## Given request
Show all lines holding "Освободительной".
== == ==
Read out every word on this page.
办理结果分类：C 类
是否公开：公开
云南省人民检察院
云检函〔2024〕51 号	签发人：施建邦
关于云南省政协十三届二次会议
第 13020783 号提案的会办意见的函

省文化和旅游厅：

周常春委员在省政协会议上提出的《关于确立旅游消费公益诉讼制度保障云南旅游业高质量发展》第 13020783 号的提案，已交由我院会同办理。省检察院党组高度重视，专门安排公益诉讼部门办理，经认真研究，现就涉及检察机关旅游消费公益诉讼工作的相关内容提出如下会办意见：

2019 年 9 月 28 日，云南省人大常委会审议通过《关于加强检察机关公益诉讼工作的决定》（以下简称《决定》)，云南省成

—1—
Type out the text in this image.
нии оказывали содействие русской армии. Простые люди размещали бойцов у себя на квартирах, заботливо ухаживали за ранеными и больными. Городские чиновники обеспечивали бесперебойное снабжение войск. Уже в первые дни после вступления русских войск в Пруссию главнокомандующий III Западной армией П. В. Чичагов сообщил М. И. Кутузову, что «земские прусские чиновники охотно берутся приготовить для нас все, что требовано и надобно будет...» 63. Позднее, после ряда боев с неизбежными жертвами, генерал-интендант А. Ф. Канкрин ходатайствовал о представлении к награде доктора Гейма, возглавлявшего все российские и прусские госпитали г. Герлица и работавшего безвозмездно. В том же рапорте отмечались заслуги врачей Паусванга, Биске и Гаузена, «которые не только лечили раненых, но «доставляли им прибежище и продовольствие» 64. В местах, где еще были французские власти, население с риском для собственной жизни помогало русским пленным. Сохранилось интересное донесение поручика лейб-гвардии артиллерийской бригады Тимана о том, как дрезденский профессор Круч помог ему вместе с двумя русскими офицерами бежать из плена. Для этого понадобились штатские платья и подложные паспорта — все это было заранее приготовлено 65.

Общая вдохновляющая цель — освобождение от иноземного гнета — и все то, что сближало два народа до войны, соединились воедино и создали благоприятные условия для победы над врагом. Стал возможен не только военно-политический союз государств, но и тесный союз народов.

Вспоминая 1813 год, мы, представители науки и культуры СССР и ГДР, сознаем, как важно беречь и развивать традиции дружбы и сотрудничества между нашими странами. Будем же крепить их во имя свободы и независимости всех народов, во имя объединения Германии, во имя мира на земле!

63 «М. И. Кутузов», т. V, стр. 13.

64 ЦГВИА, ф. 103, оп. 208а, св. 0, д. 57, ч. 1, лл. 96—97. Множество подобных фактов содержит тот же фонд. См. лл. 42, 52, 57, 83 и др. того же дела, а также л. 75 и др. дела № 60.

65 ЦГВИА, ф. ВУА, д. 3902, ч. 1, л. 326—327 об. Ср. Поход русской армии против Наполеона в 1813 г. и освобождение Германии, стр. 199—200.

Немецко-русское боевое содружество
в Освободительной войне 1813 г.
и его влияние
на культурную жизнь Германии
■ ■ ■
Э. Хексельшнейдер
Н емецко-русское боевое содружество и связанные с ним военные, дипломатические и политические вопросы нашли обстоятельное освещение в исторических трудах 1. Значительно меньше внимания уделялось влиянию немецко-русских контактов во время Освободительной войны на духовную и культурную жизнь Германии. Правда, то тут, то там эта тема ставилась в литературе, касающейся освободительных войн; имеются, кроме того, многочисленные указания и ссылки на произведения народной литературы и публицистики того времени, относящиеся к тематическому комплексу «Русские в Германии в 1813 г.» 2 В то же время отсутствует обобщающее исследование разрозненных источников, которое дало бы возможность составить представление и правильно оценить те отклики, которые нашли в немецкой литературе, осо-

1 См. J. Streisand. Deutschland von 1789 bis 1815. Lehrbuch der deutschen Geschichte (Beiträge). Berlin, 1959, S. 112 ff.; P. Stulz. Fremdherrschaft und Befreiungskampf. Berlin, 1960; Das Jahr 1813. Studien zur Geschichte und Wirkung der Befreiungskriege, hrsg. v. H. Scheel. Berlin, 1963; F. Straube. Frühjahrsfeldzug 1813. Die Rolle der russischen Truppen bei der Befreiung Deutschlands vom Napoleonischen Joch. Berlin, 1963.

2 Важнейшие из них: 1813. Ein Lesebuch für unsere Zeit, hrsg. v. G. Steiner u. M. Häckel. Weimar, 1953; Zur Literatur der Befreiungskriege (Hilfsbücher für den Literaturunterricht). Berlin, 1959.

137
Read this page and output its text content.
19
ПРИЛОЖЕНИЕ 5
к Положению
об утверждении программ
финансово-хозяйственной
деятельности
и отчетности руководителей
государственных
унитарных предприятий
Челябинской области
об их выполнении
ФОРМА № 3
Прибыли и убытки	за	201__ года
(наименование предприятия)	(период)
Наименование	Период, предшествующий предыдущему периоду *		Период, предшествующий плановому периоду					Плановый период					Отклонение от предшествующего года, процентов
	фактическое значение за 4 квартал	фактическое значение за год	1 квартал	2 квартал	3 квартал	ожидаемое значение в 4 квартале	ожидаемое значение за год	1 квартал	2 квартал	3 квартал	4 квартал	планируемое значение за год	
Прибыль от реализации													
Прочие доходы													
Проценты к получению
== == ==
## Correct result
в Освободительной войне 1813 г.
Н емецко-русское боевое содружество и связанные с ним военные, дипломатические и политические вопросы нашли обстоятельное освещение в исторических трудах 1. Значительно меньше внимания уделялось влиянию немецко-русских контактов во время Освободительной войны на духовную и культурную жизнь Германии. Правда, то тут, то там эта тема ставилась в литературе, касающейся освободительных войн; имеются, кроме того, многочисленные указания и ссылки на произведения народной литературы и публицистики того времени, относящиеся к тематическому комплексу «Русские в Германии в 1813 г.» 2 В то же время отсутствует обобщающее исследование разрозненных источников, которое дало бы возможность составить представление и правильно оценить те отклики, которые нашли в немецкой литературе, осо-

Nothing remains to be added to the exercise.